- Task goal: Write out all of the entries exactly as given.

==== Entries supplied

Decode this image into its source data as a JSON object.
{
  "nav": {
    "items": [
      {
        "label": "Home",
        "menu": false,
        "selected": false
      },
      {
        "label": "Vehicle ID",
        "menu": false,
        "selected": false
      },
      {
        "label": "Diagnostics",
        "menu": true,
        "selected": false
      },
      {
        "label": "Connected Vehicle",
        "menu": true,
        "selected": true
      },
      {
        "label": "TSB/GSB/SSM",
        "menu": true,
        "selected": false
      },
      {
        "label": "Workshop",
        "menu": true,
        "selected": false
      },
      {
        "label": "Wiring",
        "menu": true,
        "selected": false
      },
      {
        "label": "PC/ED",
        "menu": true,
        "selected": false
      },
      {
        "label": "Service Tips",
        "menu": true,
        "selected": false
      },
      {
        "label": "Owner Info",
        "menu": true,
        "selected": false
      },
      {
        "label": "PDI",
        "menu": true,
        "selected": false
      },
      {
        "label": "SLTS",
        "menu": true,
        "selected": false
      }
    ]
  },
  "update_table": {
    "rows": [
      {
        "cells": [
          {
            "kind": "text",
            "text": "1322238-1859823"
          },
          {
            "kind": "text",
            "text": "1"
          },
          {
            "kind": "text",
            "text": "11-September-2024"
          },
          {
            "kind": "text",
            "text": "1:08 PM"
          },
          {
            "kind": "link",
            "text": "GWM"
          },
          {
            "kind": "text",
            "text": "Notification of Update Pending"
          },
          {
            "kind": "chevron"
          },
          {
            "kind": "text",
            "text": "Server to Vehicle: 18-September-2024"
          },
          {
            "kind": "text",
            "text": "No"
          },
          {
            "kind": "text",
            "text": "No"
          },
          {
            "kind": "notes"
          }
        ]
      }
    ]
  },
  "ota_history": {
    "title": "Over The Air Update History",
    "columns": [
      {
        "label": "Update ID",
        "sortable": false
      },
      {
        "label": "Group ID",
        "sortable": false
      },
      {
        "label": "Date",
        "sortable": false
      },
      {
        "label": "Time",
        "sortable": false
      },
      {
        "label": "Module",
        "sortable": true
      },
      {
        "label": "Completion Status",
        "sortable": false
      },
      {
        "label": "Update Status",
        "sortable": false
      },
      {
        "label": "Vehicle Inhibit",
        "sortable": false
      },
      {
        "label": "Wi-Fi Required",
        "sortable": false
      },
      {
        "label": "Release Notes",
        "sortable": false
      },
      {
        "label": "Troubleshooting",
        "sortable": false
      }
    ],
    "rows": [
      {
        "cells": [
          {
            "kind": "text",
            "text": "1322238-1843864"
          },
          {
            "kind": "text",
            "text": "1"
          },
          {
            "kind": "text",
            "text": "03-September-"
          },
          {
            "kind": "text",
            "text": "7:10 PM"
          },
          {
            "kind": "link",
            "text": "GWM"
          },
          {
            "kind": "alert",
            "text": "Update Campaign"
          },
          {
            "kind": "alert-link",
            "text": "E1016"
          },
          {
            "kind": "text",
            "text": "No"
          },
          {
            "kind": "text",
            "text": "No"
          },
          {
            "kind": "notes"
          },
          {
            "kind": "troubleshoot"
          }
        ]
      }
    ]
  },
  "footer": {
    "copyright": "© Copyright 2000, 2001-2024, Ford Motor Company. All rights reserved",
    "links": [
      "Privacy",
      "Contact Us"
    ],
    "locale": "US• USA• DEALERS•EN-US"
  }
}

========

- Output for this exercise:
Decode this image into its source data as a JSON object.
{
  "nav": {
    "items": [
      {
        "label": "Home",
        "menu": false,
        "selected": false
      },
      {
        "label": "Vehicle ID",
        "menu": false,
        "selected": false
      },
      {
        "label": "Diagnostics",
        "menu": true,
        "selected": false
      },
      {
        "label": "Connected Vehicle",
        "menu": true,
        "selected": true
      },
      {
        "label": "TSB/GSB/SSM",
        "menu": true,
        "selected": false
      },
      {
        "label": "Workshop",
        "menu": true,
        "selected": false
      },
      {
        "label": "Wiring",
        "menu": true,
        "selected": false
      },
      {
        "label": "PC/ED",
        "menu": true,
        "selected": false
      },
      {
        "label": "Service Tips",
        "menu": true,
        "selected": false
      },
      {
        "label": "Owner Info",
        "menu": true,
        "selected": false
      },
      {
        "label": "PDI",
        "menu": true,
        "selected": false
      },
      {
        "label": "SLTS",
        "menu": true,
        "selected": false
      }
    ]
  },
  "update_table": {
    "rows": [
      {
        "cells": [
          {
            "kind": "text",
            "text": "1322238-1859823"
          },
          {
            "kind": "text",
            "text": "1"
          },
          {
            "kind": "text",
            "text": "11-September-2024"
          },
          {
            "kind": "text",
            "text": "1:08 PM"
          },
          {
            "kind": "link",
            "text": "GWM"
          },
          {
            "kind": "text",
            "text": "Notification of Update Pending"
          },
          {
            "kind": "chevron"
          },
          {
            "kind": "text",
            "text": "Server to Vehicle: 18-September-2024"
          },
          {
            "kind": "text",
            "text": "No"
          },
          {
            "kind": "text",
            "text": "No"
          },
          {
            "kind": "notes"
          }
        ]
      }
    ]
  },
  "ota_history": {
    "title": "Over The Air Update History",
    "columns": [
      {
        "label": "Update ID",
        "sortable": false
      },
      {
        "label": "Group ID",
        "sortable": false
      },
      {
        "label": "Date",
        "sortable": false
      },
      {
        "label": "Time",
        "sortable": false
      },
      {
        "label": "Module",
        "sortable": true
      },
      {
        "label": "Completion Status",
        "sortable": false
      },
      {
        "label": "Update Status",
        "sortable": false
      },
      {
        "label": "Vehicle Inhibit",
        "sortable": false
      },
      {
        "label": "Wi-Fi Required",
        "sortable": false
      },
      {
        "label": "Release Notes",
        "sortable": false
      },
      {
        "label": "Troubleshooting",
        "sortable": false
      }
    ],
    "rows": [
      {
        "cells": [
          {
            "kind": "text",
            "text": "1322238-1843864"
          },
          {
            "kind": "text",
            "text": "1"
          },
          {
            "kind": "text",
            "text": "03-September-"
          },
          {
            "kind": "text",
            "text": "7:10 PM"
          },
          {
            "kind": "link",
            "text": "GWM"
          },
          {
            "kind": "alert",
            "text": "Update Campaign"
          },
          {
            "kind": "alert-link",
            "text": "E1016"
          },
          {
            "kind": "text",
            "text": "No"
          },
          {
            "kind": "text",
            "text": "No"
          },
          {
            "kind": "notes"
          },
          {
            "kind": "troubleshoot"
          }
        ]
      }
    ]
  },
  "footer": {
    "copyright": "© Copyright 2000, 2001-2024, Ford Motor Company. All rights reserved",
    "links": [
      "Privacy",
      "Contact Us"
    ],
    "locale": "US• USA• DEALERS•EN-US"
  }
}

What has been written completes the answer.